Source excerpt:
** Begin **
A Little Strategy, a Lot of Satisfaction

Photo by Dawid Zawiła on Unsplash

Now that I am officially middle-aged, I can say that the most pressing urge is not the need to buy a convertible or meditate under the moon or urinate (thankfully). It is the desire to Pass Along Advice.

Here is the top tip I wish I’d stumbled across when I was a novice editor/writer: Income matters, but so does job satisfaction. Be strategic about the work you take, and make sure that some (if not all) of it is work you actually enjoy.

If you’re thinking “Well, duh,” I salute you. You can stop reading. But if you’ve always thought that work has to feel like work, that it doesn’t matter whether you enjoy the 200-page final report from the Task Force to Evaluate the Value of Task Forces so long as you meet your deadline and get paid, then read on.

My first inkling that enjoyment might matter came about haphazardly. In 2012 I took a semi-sabbatical to write a novel. I handed my freelance clients to my business partners, covered the bills by continuing to teach (which seldom feels like work) and immersed myself in fiction.

When the year was up, I had the draft of a book. And zero desire to take back any of my clients.

Don’t get me wrong. In many important ways, my clients were great. They gave me steady work, they were pleasant to deal with, they paid well and on time. But the material! Most of it was dull, some of it stupefyingly so.
** End **
Information provided:
** Begin **
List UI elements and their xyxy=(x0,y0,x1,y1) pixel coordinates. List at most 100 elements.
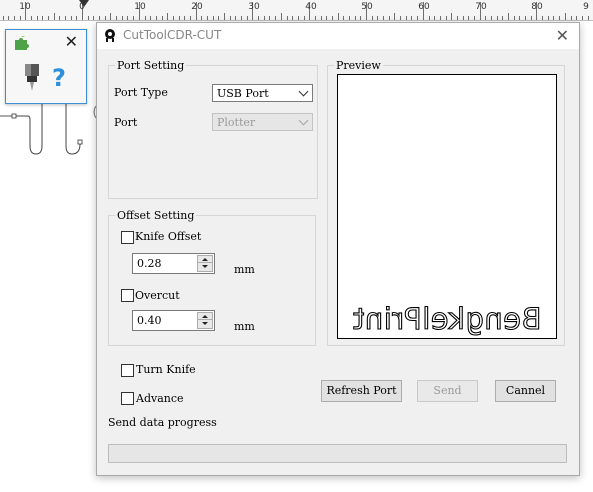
** End **
Direction 1: In the essay on job satisfaction, what year did the writer take a semi-sabbatical to write a novel?
Direction 2: Alter the essay on job satisfaction between "If you’re thinking" and "myself in fiction.", inclusive, putting "due date" in place of "deadline".
Direction 3: Extend the essay on job satisfaction from where it stops.

Response 1: 2012

Response 2:
If you’re thinking “Well, duh,” I salute you. You can stop reading. But if you’ve always thought that work has to feel like work, that it doesn’t matter whether you enjoy the 200-page final report from the Task Force to Evaluate the Value of Task Forces so long as you meet your due date and get paid, then read on.

My first inkling that enjoyment might matter came about haphazardly. In 2012 I took a semi-sabbatical to write a novel. I handed my freelance clients to my business partners, covered the bills by continuing to teach (which seldom feels like work) and immersed myself in fiction.

Response 3:
My second inkling came during the 2017 Editors Canada conference, at a session by Lana Okerlund (which later became an Editors BC seminar) on using performance measurement to assess your career. Lana suggested we evaluate our work strategically, measuring not just our income but variables such as how much we work, where our work comes from and how much we enjoy it.

It dawned on me during Lana’s talk that I had assessed my career in this strategic sort of way . . . well, never. My philosophy was basically: if you can squeeze the work in and it pays well, take it. Do you like the material? Is it interesting, creative, fun? Those were questions I’d never asked myself.

It also dawned on me that since my semi-sabbatical, I had somehow heeded those questions, albeit in an unconscious, non-strategic sort of way. Listening to my gut, I had left my former clients with my partners. Those clients would get better, fresher service from others anyhow. For a while, work was scarce. I spent a lot of time commending whoever invented the line of credit. But job by job, client by client, I rebuilt my roster, saying no to anything low on the satisfaction scale.

Now I edit and write material that I genuinely want to work on. If an offer comes along that makes me want to run, I run. Sometimes I worry about the economics of saying no. Then I remind myself that if I accept a job I don’t really want today, I may have to decline a fulfilling project tomorrow.

So far, so good. I have all the work I need. And I enjoy it.

“It’s taken me all my life to learn what not to play,” said the jazz great Dizzy Gillespie. #LFMF. Don’t wait most of your career to learn what jobs not to take.

Previous post from Frances Peck: The Story of Canadian English.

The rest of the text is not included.